__JOB__:
Give the number of lines below that contain the word "Orthogonal", and nothing else.

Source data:
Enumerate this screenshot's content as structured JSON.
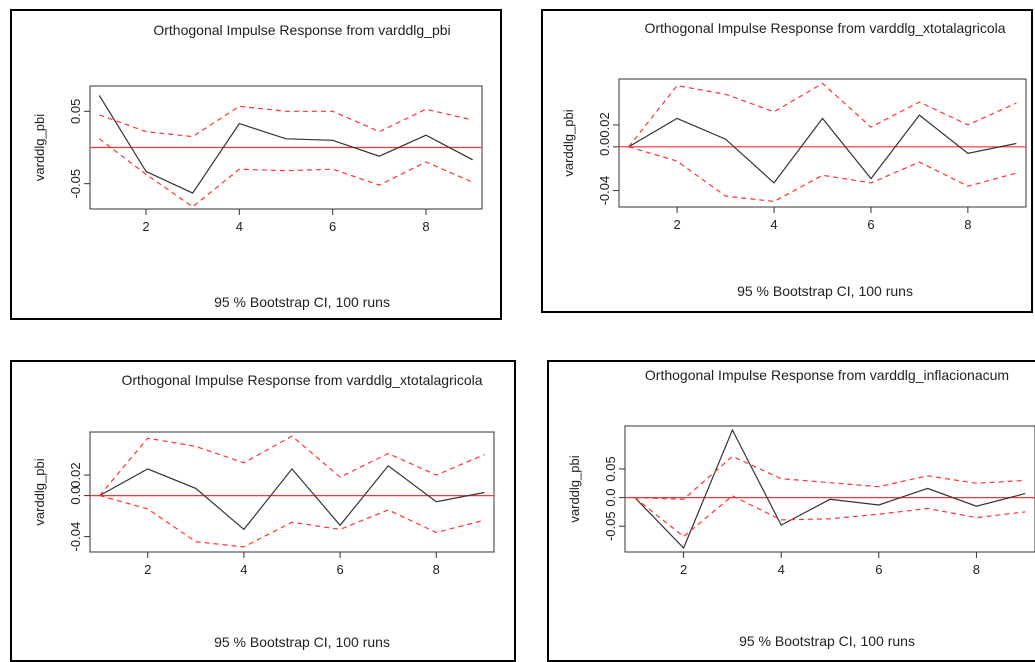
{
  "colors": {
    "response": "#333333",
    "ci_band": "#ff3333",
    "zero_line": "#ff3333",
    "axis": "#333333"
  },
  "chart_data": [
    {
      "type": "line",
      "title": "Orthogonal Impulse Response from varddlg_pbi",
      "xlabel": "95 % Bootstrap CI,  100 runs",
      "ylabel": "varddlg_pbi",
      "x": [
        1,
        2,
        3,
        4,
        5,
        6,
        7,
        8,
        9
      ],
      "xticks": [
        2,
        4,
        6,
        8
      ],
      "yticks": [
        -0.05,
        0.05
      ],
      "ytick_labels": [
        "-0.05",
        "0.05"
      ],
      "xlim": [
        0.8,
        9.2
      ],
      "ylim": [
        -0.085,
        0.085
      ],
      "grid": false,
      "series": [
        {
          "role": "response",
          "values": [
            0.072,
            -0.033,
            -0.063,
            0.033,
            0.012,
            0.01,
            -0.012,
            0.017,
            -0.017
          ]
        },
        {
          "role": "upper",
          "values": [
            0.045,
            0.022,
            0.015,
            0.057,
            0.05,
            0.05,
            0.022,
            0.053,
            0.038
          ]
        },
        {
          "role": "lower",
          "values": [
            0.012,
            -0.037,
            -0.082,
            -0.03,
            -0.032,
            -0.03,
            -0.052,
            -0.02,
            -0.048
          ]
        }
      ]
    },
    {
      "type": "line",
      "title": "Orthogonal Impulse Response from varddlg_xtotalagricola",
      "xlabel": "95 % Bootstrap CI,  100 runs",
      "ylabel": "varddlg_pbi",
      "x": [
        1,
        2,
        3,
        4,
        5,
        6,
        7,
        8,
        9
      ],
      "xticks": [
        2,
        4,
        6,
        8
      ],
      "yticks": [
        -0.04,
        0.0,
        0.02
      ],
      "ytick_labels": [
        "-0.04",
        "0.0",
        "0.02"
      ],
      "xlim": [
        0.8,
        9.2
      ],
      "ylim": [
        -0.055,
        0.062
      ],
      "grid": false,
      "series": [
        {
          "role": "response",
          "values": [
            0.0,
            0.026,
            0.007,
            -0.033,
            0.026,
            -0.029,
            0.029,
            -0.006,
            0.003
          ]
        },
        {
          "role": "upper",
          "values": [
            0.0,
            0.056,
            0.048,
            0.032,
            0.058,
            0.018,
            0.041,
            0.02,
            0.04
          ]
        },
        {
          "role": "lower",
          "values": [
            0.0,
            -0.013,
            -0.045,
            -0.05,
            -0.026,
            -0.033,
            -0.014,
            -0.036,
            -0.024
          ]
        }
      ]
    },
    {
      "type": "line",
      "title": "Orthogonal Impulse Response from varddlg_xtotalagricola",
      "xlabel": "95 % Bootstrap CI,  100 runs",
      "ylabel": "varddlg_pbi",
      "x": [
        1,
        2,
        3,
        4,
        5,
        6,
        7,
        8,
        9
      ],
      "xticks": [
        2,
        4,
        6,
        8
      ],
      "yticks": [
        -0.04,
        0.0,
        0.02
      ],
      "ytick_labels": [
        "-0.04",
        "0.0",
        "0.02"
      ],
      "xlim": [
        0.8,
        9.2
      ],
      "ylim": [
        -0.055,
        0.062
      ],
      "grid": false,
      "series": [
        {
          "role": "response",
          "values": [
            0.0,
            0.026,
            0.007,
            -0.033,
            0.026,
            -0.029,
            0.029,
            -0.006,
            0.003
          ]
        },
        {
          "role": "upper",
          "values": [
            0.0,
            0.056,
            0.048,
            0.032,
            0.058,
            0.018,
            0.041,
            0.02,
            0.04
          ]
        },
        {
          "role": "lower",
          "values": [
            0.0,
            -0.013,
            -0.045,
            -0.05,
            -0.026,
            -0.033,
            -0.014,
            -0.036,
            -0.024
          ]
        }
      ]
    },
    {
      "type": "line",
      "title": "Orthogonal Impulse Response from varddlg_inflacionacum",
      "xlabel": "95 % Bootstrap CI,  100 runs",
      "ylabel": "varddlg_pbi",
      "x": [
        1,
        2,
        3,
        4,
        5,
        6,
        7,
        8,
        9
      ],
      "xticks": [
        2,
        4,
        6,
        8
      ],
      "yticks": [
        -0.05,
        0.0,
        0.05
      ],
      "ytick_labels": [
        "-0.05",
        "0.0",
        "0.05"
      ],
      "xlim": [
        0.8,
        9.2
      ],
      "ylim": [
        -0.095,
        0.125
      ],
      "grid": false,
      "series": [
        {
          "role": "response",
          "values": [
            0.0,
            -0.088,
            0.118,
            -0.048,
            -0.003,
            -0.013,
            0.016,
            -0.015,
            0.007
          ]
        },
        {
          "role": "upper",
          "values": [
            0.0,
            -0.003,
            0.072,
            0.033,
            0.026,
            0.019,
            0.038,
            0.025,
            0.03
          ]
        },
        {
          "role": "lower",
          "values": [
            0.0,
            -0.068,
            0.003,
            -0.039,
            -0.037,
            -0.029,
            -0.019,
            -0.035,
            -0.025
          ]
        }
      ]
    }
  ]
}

__EXERCISE ANSWER__:
4